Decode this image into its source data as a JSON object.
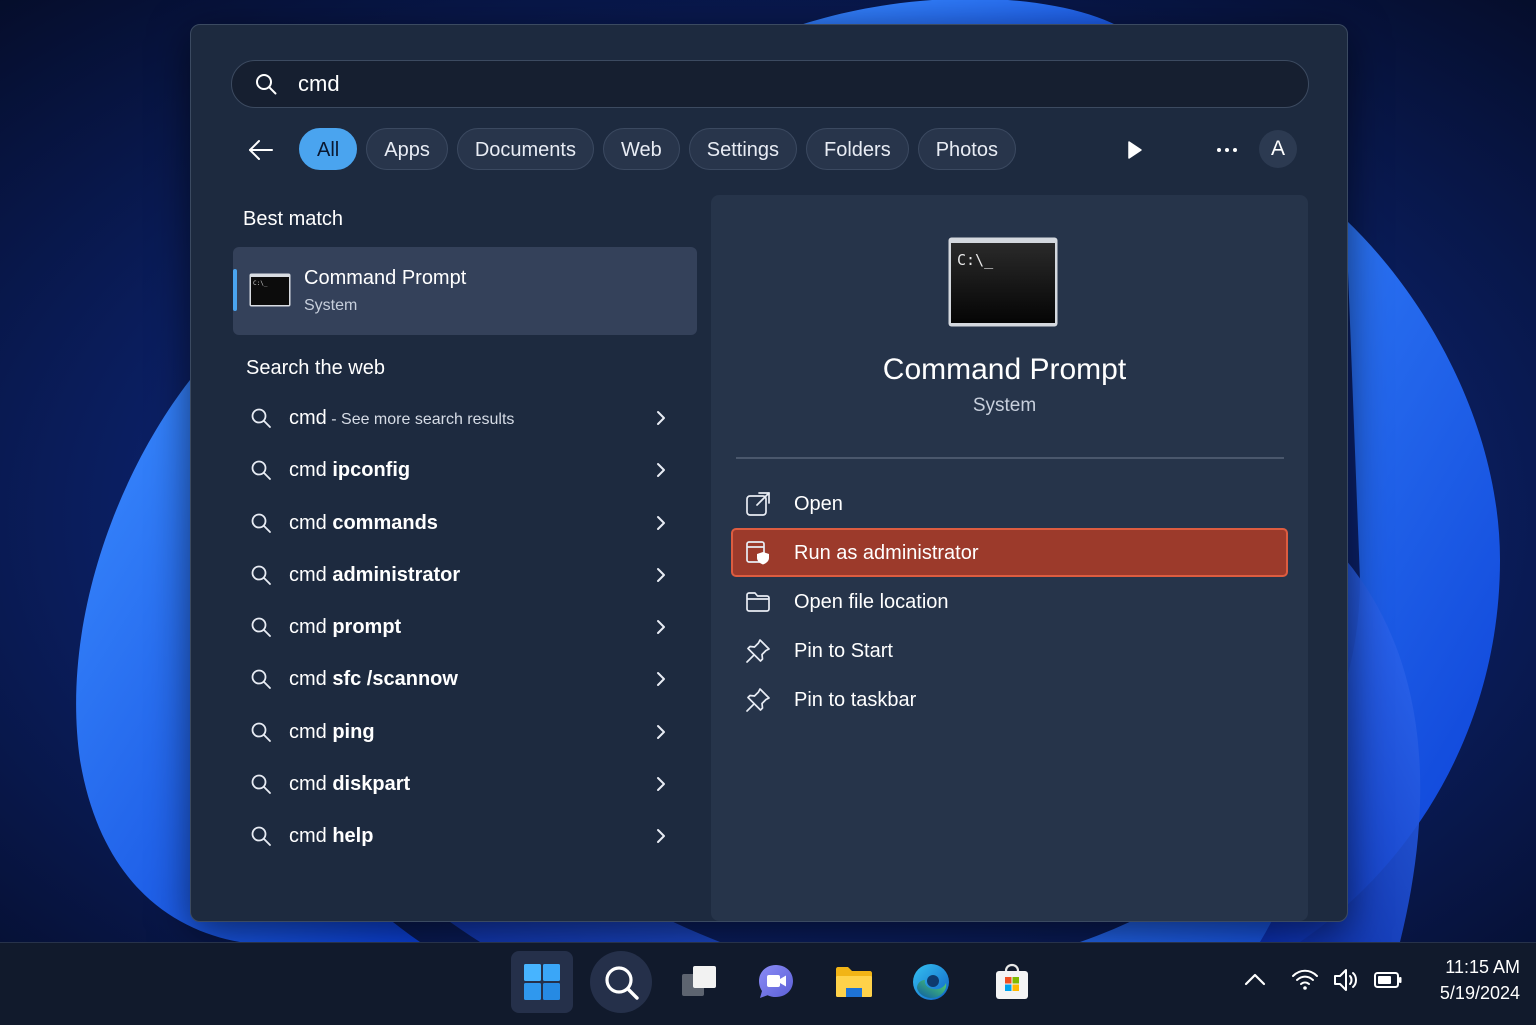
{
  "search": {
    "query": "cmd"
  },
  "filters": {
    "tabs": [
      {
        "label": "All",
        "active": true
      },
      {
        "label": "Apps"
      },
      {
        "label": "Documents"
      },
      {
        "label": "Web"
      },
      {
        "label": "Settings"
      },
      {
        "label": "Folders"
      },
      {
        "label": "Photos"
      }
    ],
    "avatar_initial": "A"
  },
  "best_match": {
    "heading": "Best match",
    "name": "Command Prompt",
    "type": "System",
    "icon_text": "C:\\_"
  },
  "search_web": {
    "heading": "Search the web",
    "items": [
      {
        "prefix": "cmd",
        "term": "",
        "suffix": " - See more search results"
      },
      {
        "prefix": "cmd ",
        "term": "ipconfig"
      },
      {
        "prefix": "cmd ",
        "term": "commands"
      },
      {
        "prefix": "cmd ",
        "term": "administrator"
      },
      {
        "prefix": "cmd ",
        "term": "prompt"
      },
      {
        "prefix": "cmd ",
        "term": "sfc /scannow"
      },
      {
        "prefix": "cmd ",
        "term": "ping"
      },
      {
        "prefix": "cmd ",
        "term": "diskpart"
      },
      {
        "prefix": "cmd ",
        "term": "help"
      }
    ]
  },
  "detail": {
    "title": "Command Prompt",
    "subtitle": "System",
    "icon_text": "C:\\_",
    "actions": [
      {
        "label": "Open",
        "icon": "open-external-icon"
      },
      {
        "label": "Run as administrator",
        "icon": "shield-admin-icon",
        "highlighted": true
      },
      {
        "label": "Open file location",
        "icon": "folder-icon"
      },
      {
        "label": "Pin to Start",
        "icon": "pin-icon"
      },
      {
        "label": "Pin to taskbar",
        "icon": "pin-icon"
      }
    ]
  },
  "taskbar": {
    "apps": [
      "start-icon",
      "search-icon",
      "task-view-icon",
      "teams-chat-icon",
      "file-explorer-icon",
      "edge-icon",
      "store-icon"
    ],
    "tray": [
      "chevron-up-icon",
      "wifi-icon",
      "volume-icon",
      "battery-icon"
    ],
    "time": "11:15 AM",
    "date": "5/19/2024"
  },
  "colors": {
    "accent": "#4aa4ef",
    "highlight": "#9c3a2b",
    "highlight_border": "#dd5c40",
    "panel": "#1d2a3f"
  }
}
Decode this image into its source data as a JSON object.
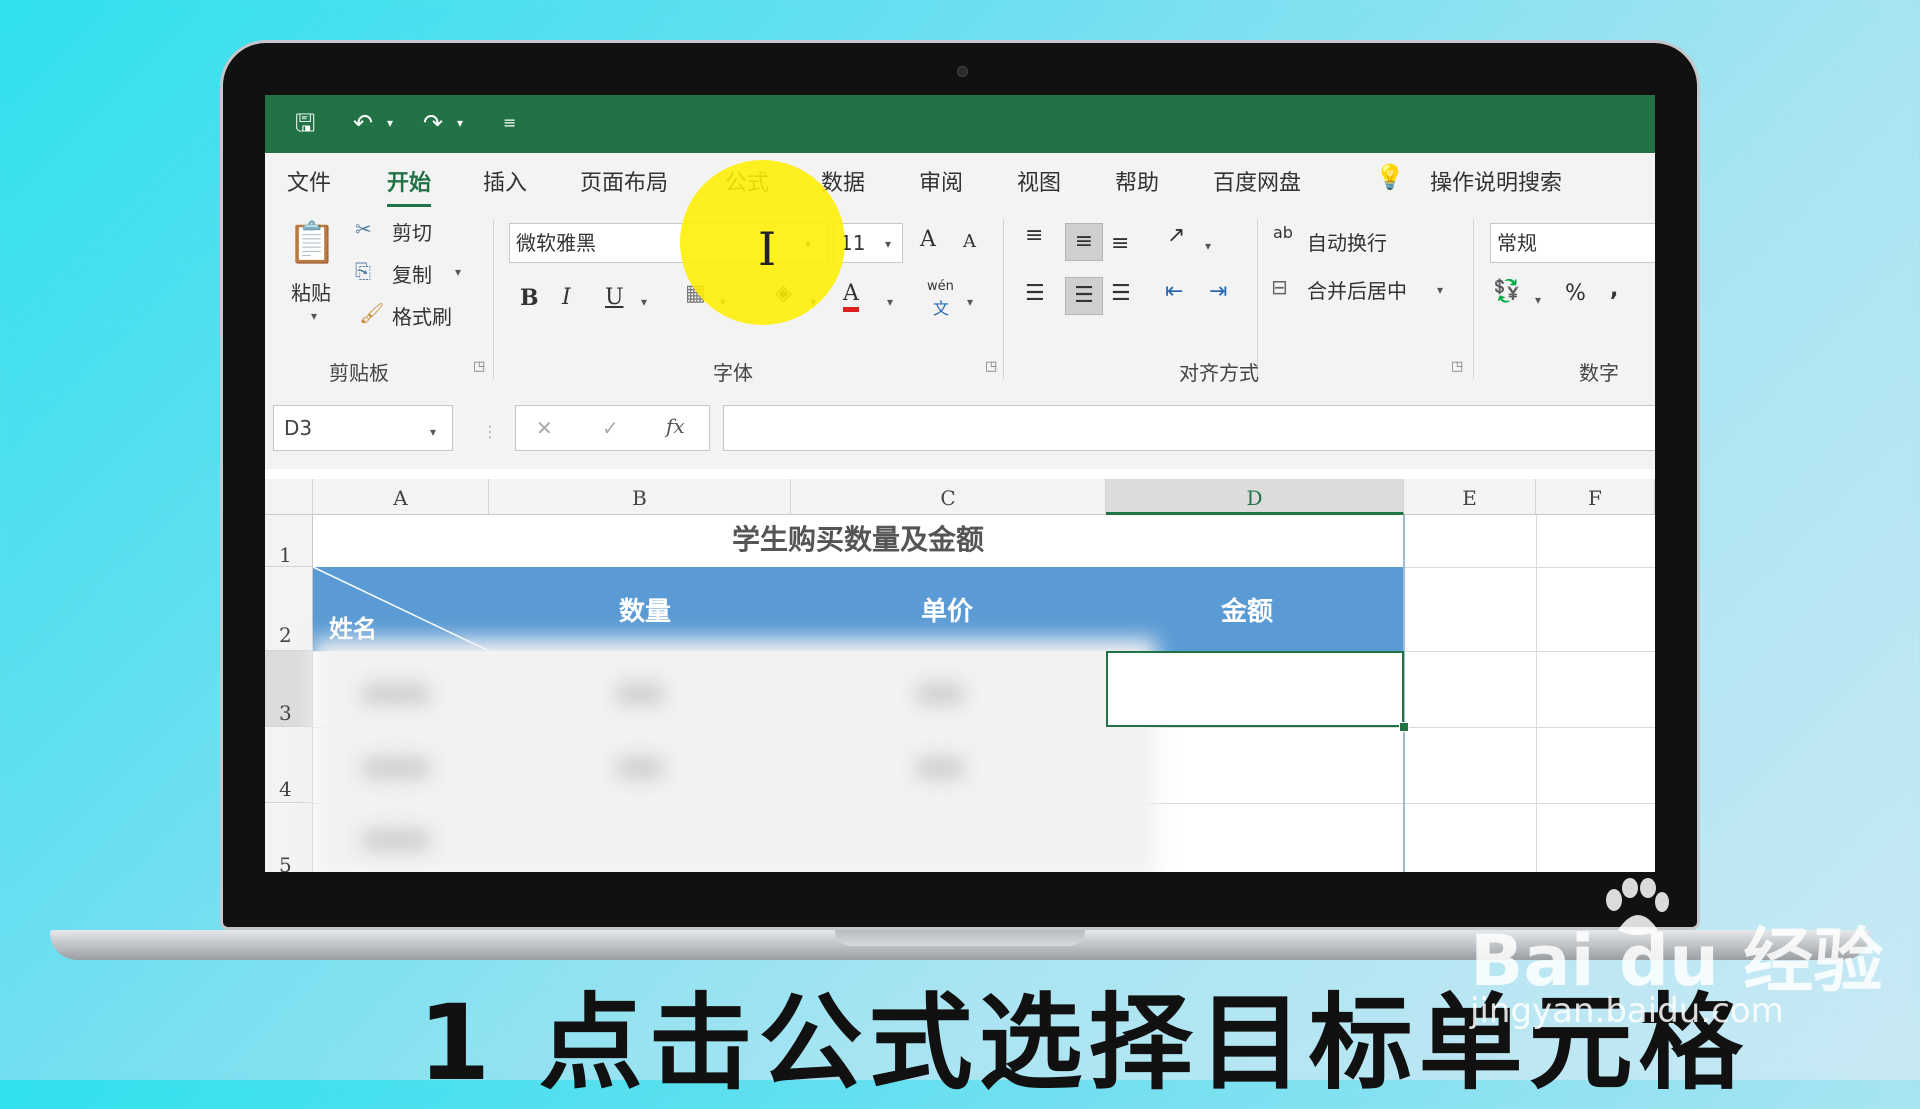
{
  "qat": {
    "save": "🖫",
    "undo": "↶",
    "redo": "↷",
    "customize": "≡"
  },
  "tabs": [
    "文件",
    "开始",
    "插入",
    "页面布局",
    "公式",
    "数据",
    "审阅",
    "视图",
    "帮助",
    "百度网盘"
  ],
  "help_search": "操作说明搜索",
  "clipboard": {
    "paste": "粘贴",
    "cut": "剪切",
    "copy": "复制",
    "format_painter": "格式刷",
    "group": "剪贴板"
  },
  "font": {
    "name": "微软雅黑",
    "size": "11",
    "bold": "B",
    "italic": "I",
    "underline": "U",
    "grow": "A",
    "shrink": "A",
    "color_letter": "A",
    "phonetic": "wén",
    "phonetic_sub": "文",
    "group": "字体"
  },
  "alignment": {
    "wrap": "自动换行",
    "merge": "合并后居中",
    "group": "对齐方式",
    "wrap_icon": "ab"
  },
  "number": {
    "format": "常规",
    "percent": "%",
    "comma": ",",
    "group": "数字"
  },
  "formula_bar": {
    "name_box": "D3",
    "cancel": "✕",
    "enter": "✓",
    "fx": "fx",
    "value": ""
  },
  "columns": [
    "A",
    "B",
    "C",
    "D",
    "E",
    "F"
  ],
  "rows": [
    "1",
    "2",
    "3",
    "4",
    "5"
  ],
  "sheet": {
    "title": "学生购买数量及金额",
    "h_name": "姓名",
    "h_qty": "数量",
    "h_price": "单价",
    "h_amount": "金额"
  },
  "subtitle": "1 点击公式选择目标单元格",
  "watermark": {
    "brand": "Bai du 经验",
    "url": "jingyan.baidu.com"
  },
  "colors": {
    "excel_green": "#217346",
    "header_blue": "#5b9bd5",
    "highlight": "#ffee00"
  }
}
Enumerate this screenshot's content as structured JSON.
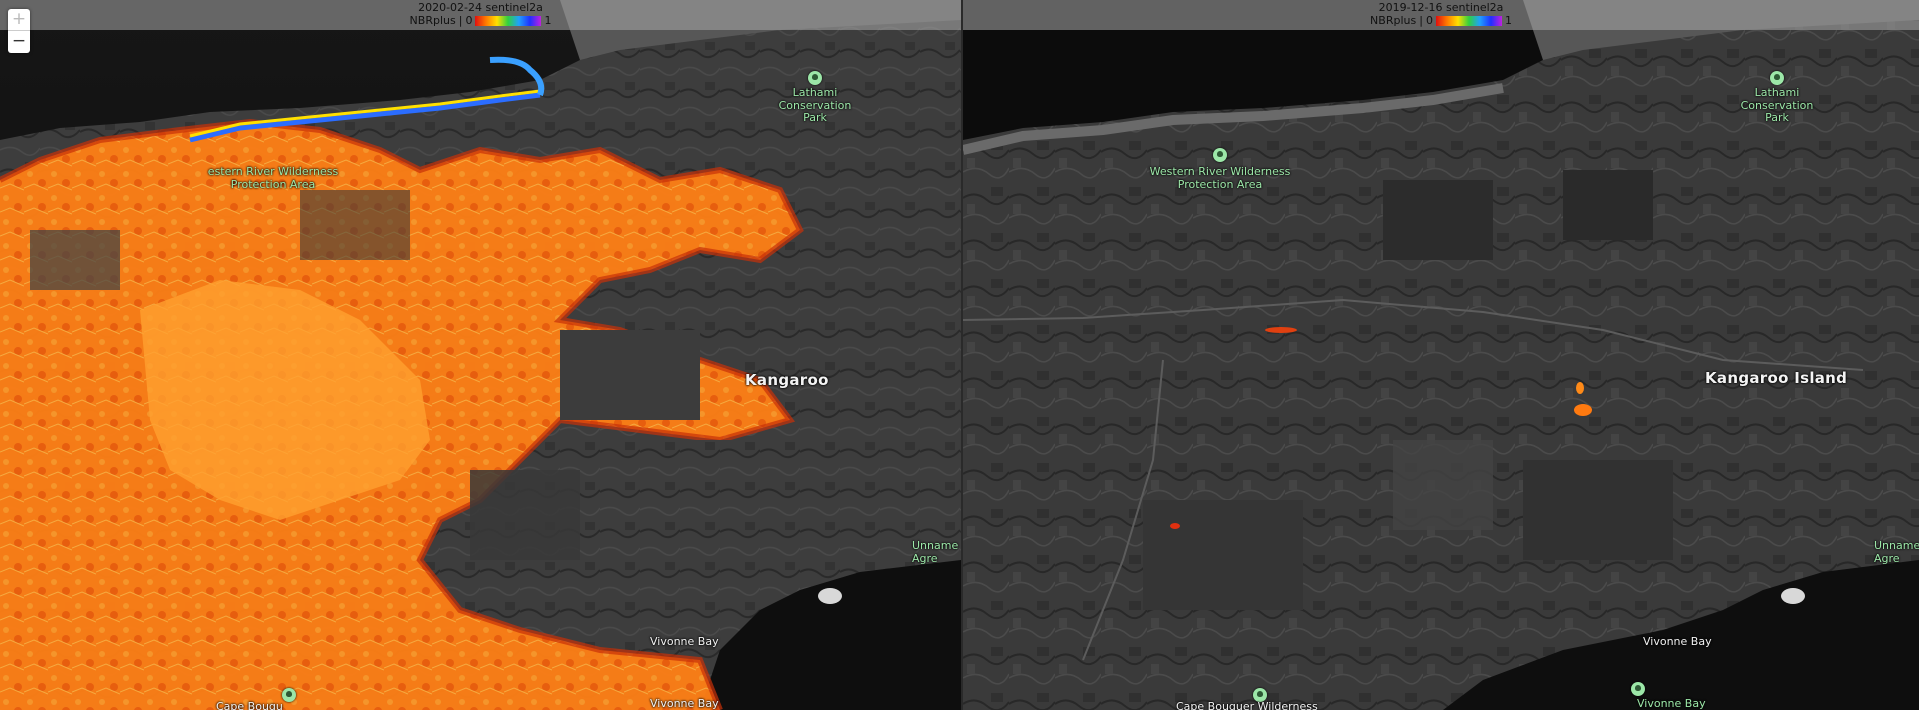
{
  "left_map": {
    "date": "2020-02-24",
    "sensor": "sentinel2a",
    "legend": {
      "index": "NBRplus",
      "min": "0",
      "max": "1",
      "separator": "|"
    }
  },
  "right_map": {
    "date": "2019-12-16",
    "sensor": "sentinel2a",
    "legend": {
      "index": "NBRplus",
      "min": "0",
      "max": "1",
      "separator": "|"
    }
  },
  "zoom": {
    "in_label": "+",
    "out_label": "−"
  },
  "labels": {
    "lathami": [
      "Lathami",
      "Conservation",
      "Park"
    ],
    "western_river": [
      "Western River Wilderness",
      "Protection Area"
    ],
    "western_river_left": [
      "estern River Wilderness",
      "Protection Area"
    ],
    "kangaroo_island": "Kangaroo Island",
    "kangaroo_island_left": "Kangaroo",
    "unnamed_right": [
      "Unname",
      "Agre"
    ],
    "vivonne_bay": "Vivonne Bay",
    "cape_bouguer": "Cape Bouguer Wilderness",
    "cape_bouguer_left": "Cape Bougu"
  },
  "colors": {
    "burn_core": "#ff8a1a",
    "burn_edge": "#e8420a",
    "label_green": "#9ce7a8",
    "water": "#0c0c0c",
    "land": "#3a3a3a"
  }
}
□ □ □ □ □
[Aim of the exercise] Set down every entry word for word, but omit the pictures.

[Final result]
Decode this image into its source data as a JSON object.
{
  "search": {
    "query": "cmd"
  },
  "filters": {
    "tabs": [
      {
        "label": "All",
        "active": true
      },
      {
        "label": "Apps"
      },
      {
        "label": "Documents"
      },
      {
        "label": "Web"
      },
      {
        "label": "Settings"
      },
      {
        "label": "Folders"
      },
      {
        "label": "Photos"
      }
    ],
    "avatar_initial": "A"
  },
  "best_match": {
    "heading": "Best match",
    "name": "Command Prompt",
    "type": "System",
    "icon_text": "C:\\_"
  },
  "search_web": {
    "heading": "Search the web",
    "items": [
      {
        "prefix": "cmd",
        "term": "",
        "suffix": " - See more search results"
      },
      {
        "prefix": "cmd ",
        "term": "ipconfig"
      },
      {
        "prefix": "cmd ",
        "term": "commands"
      },
      {
        "prefix": "cmd ",
        "term": "administrator"
      },
      {
        "prefix": "cmd ",
        "term": "prompt"
      },
      {
        "prefix": "cmd ",
        "term": "sfc /scannow"
      },
      {
        "prefix": "cmd ",
        "term": "ping"
      },
      {
        "prefix": "cmd ",
        "term": "diskpart"
      },
      {
        "prefix": "cmd ",
        "term": "help"
      }
    ]
  },
  "detail": {
    "title": "Command Prompt",
    "subtitle": "System",
    "icon_text": "C:\\_",
    "actions": [
      {
        "label": "Open",
        "icon": "open-external-icon"
      },
      {
        "label": "Run as administrator",
        "icon": "shield-admin-icon",
        "highlighted": true
      },
      {
        "label": "Open file location",
        "icon": "folder-icon"
      },
      {
        "label": "Pin to Start",
        "icon": "pin-icon"
      },
      {
        "label": "Pin to taskbar",
        "icon": "pin-icon"
      }
    ]
  },
  "taskbar": {
    "apps": [
      "start-icon",
      "search-icon",
      "task-view-icon",
      "teams-chat-icon",
      "file-explorer-icon",
      "edge-icon",
      "store-icon"
    ],
    "tray": [
      "chevron-up-icon",
      "wifi-icon",
      "volume-icon",
      "battery-icon"
    ],
    "time": "11:15 AM",
    "date": "5/19/2024"
  },
  "colors": {
    "accent": "#4aa4ef",
    "highlight": "#9c3a2b",
    "highlight_border": "#dd5c40",
    "panel": "#1d2a3f"
  }
}
Decode this image into its source data as a JSON object.
{
  "qat": {
    "save": "🖫",
    "undo": "↶",
    "redo": "↷",
    "customize": "≡"
  },
  "tabs": [
    "文件",
    "开始",
    "插入",
    "页面布局",
    "公式",
    "数据",
    "审阅",
    "视图",
    "帮助",
    "百度网盘"
  ],
  "help_search": "操作说明搜索",
  "clipboard": {
    "paste": "粘贴",
    "cut": "剪切",
    "copy": "复制",
    "format_painter": "格式刷",
    "group": "剪贴板"
  },
  "font": {
    "name": "微软雅黑",
    "size": "11",
    "bold": "B",
    "italic": "I",
    "underline": "U",
    "grow": "A",
    "shrink": "A",
    "color_letter": "A",
    "phonetic": "wén",
    "phonetic_sub": "文",
    "group": "字体"
  },
  "alignment": {
    "wrap": "自动换行",
    "merge": "合并后居中",
    "group": "对齐方式",
    "wrap_icon": "ab"
  },
  "number": {
    "format": "常规",
    "percent": "%",
    "comma": ",",
    "group": "数字"
  },
  "formula_bar": {
    "name_box": "D3",
    "cancel": "✕",
    "enter": "✓",
    "fx": "fx",
    "value": ""
  },
  "columns": [
    "A",
    "B",
    "C",
    "D",
    "E",
    "F"
  ],
  "rows": [
    "1",
    "2",
    "3",
    "4",
    "5"
  ],
  "sheet": {
    "title": "学生购买数量及金额",
    "h_name": "姓名",
    "h_qty": "数量",
    "h_price": "单价",
    "h_amount": "金额"
  },
  "subtitle": "1 点击公式选择目标单元格",
  "watermark": {
    "brand": "Bai du 经验",
    "url": "jingyan.baidu.com"
  },
  "colors": {
    "excel_green": "#217346",
    "header_blue": "#5b9bd5",
    "highlight": "#ffee00"
  }
}
Enumerate this screenshot's content as structured JSON.
{
  "left_map": {
    "date": "2020-02-24",
    "sensor": "sentinel2a",
    "legend": {
      "index": "NBRplus",
      "min": "0",
      "max": "1",
      "separator": "|"
    }
  },
  "right_map": {
    "date": "2019-12-16",
    "sensor": "sentinel2a",
    "legend": {
      "index": "NBRplus",
      "min": "0",
      "max": "1",
      "separator": "|"
    }
  },
  "zoom": {
    "in_label": "+",
    "out_label": "−"
  },
  "labels": {
    "lathami": [
      "Lathami",
      "Conservation",
      "Park"
    ],
    "western_river": [
      "Western River Wilderness",
      "Protection Area"
    ],
    "western_river_left": [
      "estern River Wilderness",
      "Protection Area"
    ],
    "kangaroo_island": "Kangaroo Island",
    "kangaroo_island_left": "Kangaroo",
    "unnamed_right": [
      "Unname",
      "Agre"
    ],
    "vivonne_bay": "Vivonne Bay",
    "cape_bouguer": "Cape Bouguer Wilderness",
    "cape_bouguer_left": "Cape Bougu"
  },
  "colors": {
    "burn_core": "#ff8a1a",
    "burn_edge": "#e8420a",
    "label_green": "#9ce7a8",
    "water": "#0c0c0c",
    "land": "#3a3a3a"
  }
}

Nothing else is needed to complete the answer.